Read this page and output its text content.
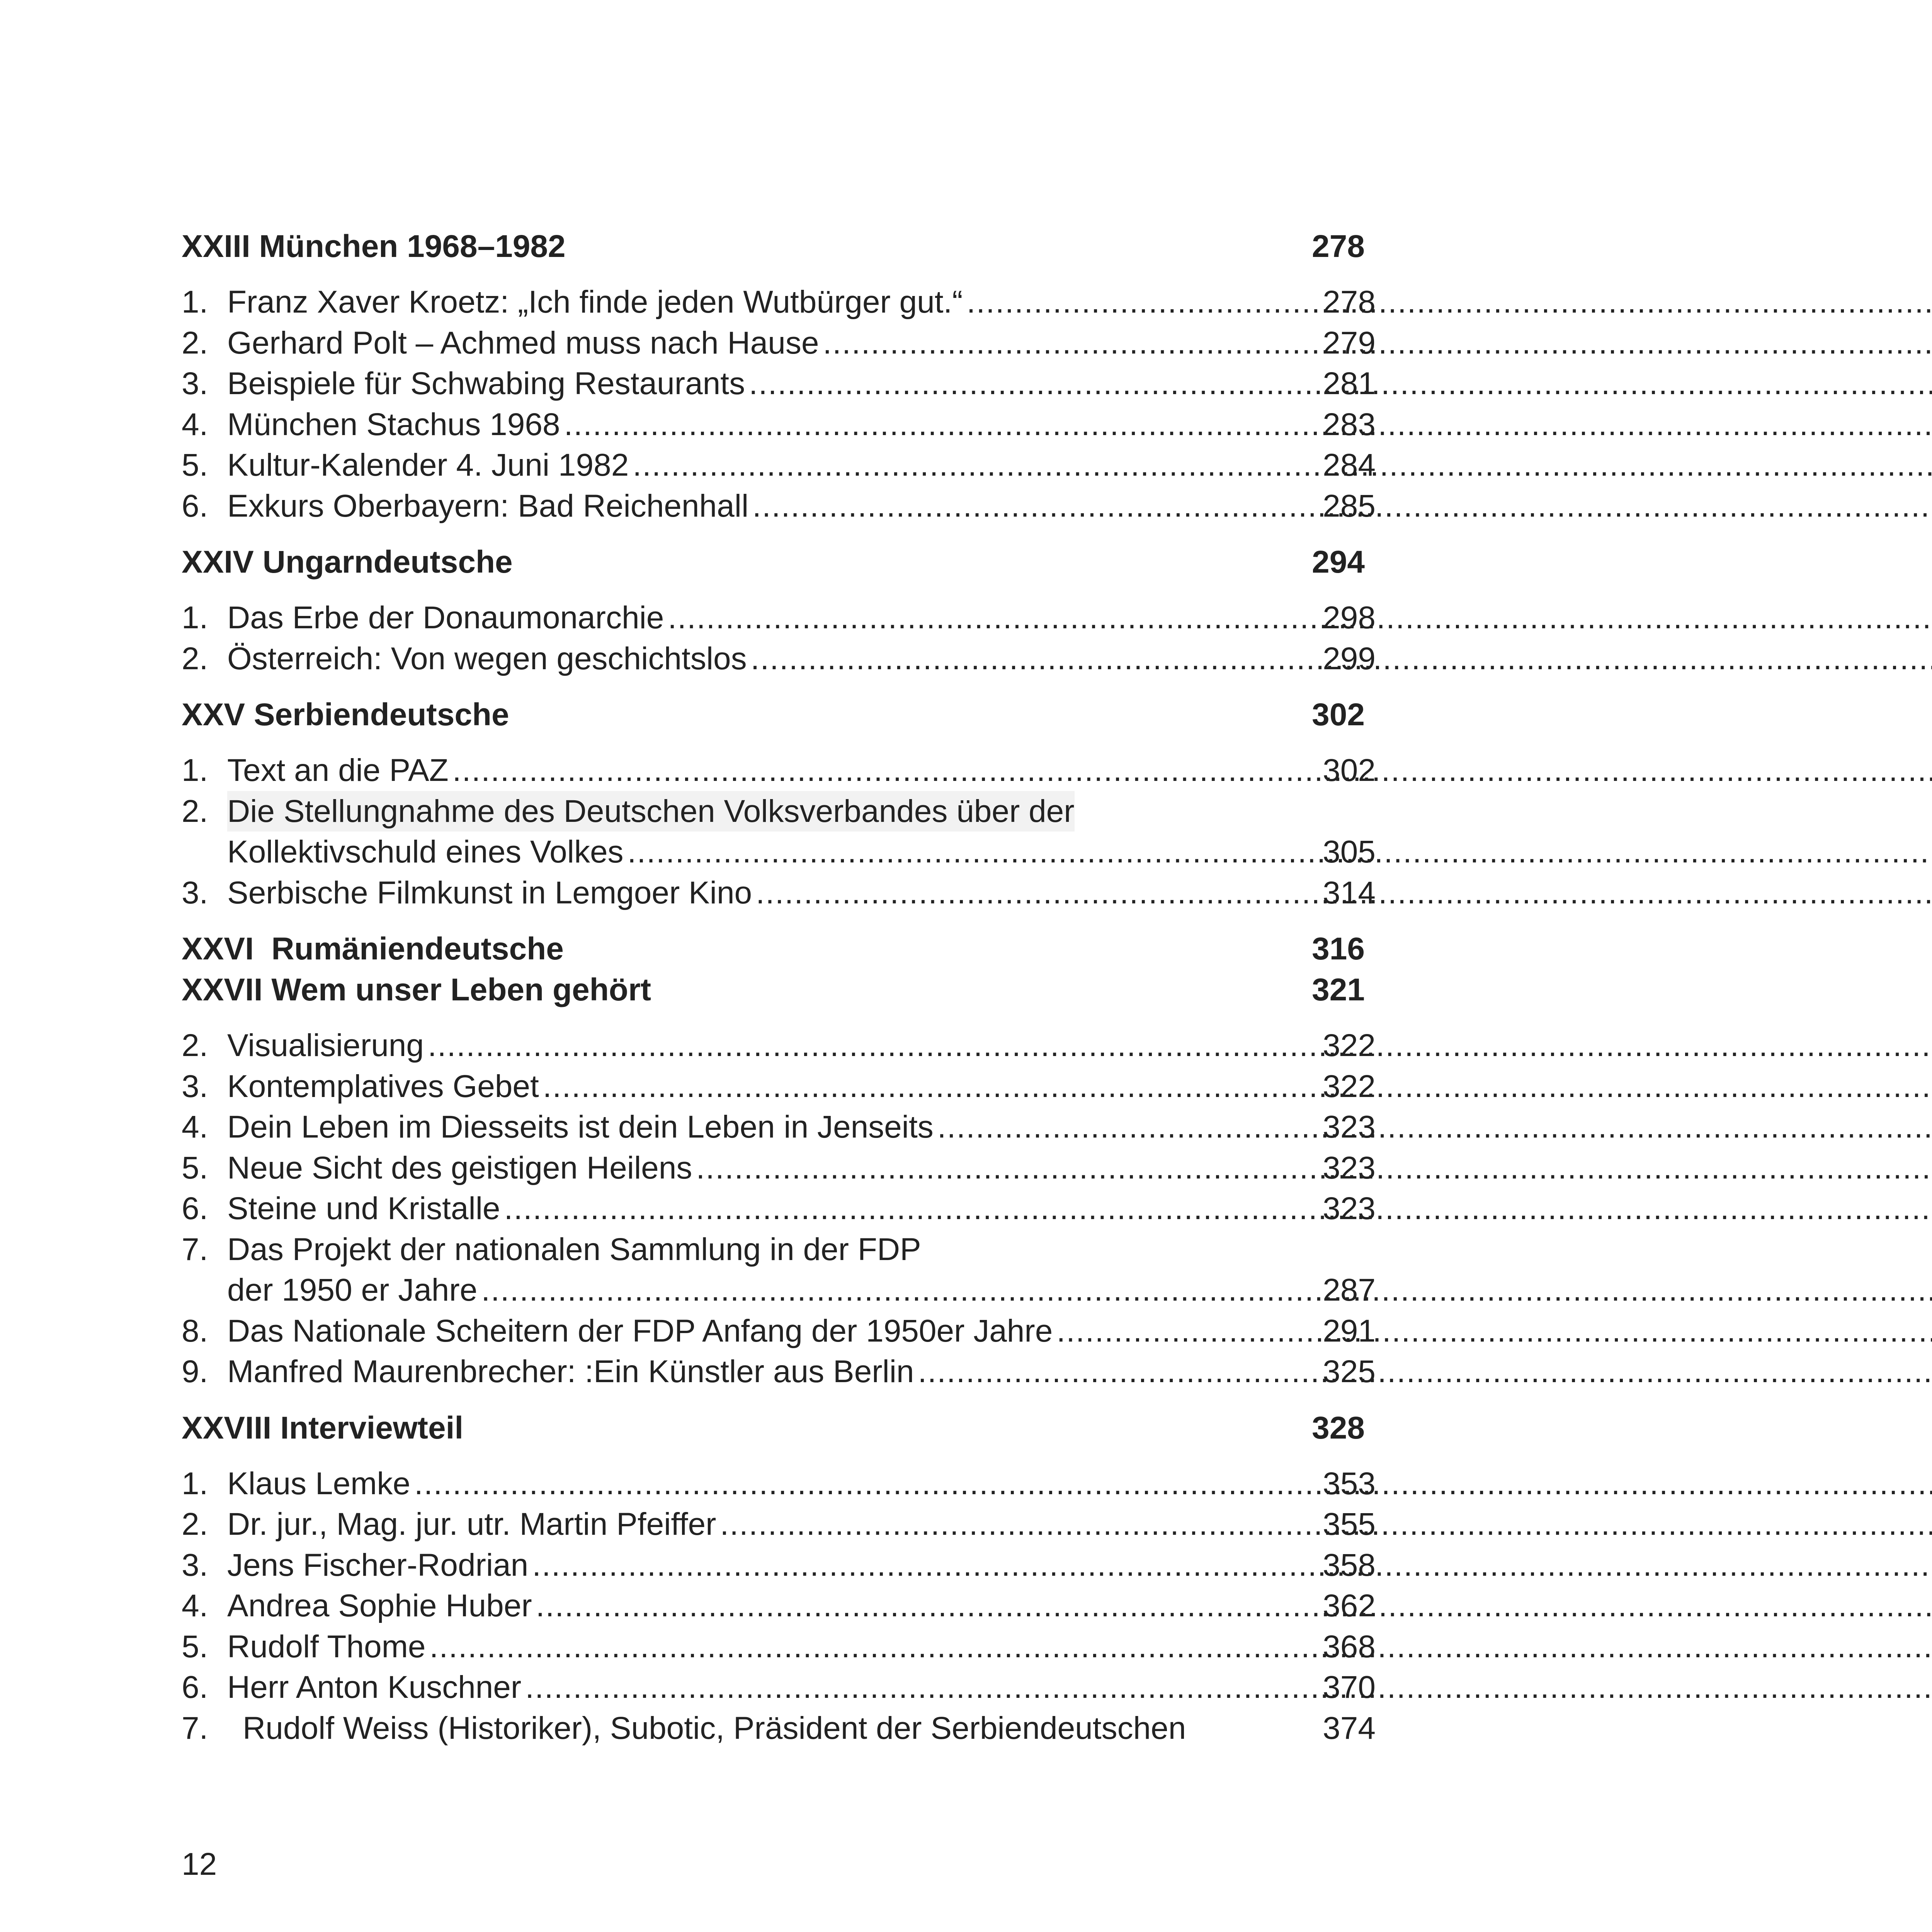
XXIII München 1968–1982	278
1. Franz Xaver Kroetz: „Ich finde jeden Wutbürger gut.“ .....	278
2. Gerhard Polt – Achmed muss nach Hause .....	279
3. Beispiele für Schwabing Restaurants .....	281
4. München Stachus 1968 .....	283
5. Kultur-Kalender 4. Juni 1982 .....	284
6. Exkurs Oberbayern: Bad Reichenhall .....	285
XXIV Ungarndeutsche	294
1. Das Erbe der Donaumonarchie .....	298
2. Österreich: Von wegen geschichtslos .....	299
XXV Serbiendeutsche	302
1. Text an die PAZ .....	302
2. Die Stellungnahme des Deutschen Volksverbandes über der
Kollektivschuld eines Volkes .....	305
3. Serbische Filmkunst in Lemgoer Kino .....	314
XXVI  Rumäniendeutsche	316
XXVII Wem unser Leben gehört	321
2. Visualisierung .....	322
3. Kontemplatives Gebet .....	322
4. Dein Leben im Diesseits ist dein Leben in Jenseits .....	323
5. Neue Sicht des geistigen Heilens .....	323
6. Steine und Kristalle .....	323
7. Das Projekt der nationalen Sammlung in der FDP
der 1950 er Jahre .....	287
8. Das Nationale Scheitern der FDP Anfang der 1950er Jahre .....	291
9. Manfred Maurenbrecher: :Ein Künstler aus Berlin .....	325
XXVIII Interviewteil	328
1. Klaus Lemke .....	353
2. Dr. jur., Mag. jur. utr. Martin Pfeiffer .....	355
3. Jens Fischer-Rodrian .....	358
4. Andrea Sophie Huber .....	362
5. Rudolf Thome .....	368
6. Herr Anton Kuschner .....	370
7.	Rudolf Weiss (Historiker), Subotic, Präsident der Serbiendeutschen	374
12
...
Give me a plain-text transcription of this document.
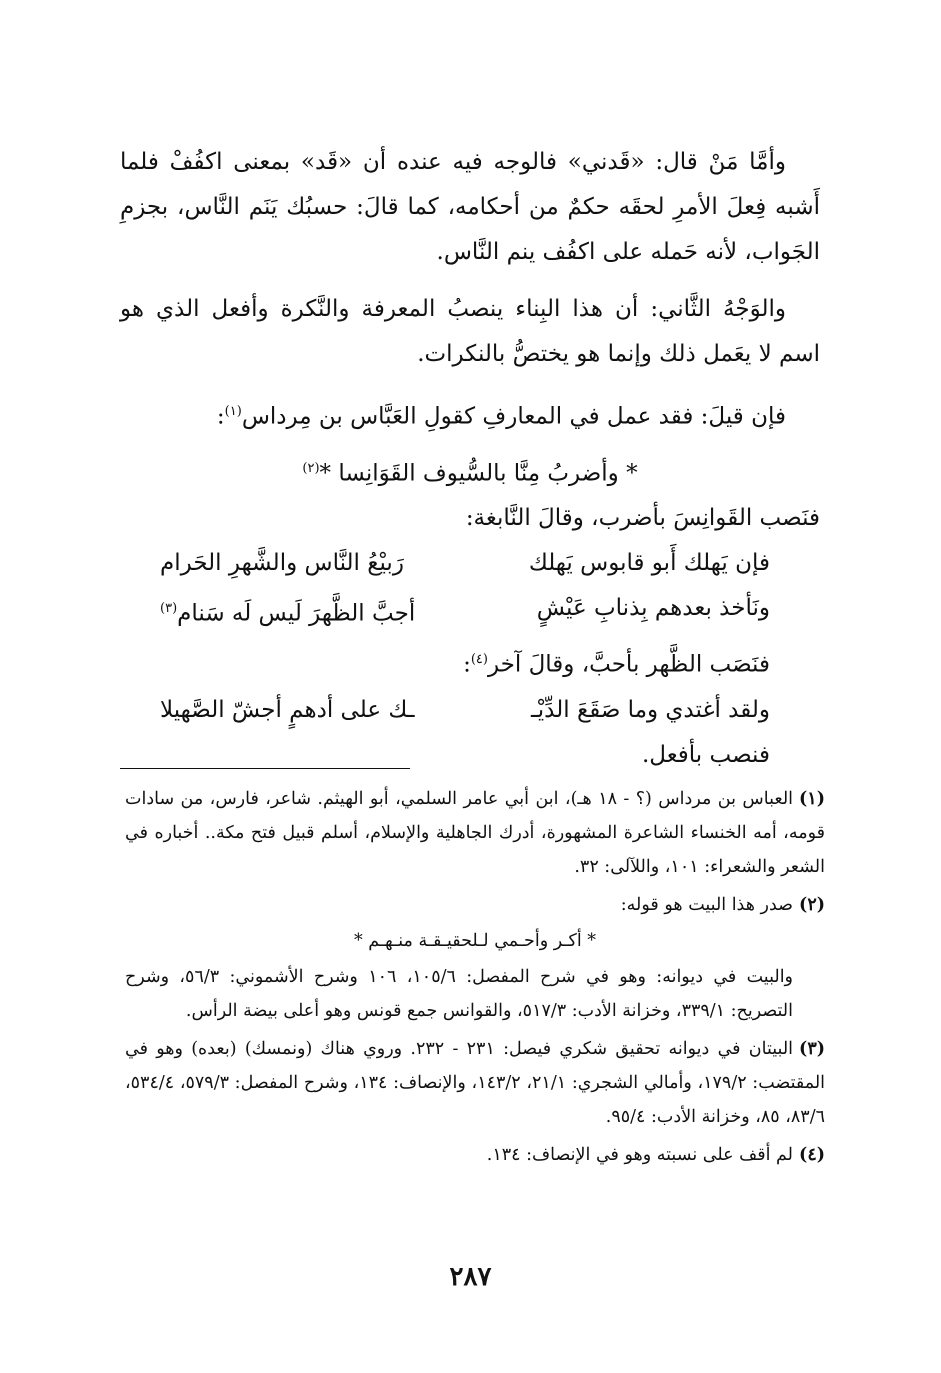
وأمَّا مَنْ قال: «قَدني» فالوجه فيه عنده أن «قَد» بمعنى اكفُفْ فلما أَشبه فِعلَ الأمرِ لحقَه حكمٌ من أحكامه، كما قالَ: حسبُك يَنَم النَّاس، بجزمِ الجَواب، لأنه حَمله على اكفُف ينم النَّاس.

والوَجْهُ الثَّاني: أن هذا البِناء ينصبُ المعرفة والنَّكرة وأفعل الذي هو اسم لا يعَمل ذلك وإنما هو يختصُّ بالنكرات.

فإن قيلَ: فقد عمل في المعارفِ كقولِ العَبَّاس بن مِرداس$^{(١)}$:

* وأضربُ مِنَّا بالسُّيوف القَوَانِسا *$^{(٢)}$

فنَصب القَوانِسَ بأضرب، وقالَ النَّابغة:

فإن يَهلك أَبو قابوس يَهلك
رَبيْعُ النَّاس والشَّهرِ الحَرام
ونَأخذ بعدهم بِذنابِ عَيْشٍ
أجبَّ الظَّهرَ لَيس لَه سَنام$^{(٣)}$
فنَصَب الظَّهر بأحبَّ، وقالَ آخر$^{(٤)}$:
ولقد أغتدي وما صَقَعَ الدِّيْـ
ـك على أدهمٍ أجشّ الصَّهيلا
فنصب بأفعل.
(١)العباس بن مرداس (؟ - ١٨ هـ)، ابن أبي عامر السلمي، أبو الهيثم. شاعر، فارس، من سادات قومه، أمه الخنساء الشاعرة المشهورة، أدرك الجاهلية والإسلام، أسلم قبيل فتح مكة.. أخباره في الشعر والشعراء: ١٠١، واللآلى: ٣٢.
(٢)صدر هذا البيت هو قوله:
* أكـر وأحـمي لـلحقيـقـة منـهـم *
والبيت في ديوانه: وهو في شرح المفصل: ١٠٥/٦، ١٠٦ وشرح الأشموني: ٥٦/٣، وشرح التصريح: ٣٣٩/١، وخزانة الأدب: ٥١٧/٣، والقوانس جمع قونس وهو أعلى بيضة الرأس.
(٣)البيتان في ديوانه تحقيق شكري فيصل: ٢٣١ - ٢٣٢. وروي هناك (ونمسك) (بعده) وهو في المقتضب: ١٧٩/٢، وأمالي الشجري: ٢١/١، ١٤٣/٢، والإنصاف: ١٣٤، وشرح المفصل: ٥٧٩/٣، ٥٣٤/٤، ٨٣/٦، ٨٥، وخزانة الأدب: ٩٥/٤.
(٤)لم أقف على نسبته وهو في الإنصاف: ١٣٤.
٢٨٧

BRIEF » Lines that hold the word "München" are the ones to return, every one of them.

SOLUTION »
XXIII München 1968–1982	278
4. München Stachus 1968 .....	283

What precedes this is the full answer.